> _To be done_
Output each line of the material exactly as it stands.

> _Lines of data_
:::::
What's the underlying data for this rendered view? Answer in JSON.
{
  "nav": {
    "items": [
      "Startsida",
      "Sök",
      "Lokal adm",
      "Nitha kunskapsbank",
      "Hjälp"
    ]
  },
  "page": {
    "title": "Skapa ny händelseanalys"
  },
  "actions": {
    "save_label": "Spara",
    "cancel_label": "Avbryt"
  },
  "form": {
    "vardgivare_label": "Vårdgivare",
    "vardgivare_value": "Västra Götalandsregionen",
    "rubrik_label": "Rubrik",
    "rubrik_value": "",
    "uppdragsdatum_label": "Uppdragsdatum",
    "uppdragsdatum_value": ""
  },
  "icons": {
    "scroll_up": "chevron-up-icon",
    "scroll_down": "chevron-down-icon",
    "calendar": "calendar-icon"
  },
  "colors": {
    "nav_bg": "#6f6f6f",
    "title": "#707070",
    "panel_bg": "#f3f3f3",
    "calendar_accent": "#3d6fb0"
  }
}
:::::
> _Solved exercise_
What's the underlying data for this rendered view? Answer in JSON.
{
  "nav": {
    "items": [
      "Startsida",
      "Sök",
      "Lokal adm",
      "Nitha kunskapsbank",
      "Hjälp"
    ]
  },
  "page": {
    "title": "Skapa ny händelseanalys"
  },
  "actions": {
    "save_label": "Spara",
    "cancel_label": "Avbryt"
  },
  "form": {
    "vardgivare_label": "Vårdgivare",
    "vardgivare_value": "Västra Götalandsregionen",
    "rubrik_label": "Rubrik",
    "rubrik_value": "",
    "uppdragsdatum_label": "Uppdragsdatum",
    "uppdragsdatum_value": ""
  },
  "icons": {
    "scroll_up": "chevron-up-icon",
    "scroll_down": "chevron-down-icon",
    "calendar": "calendar-icon"
  },
  "colors": {
    "nav_bg": "#6f6f6f",
    "title": "#707070",
    "panel_bg": "#f3f3f3",
    "calendar_accent": "#3d6fb0"
  }
}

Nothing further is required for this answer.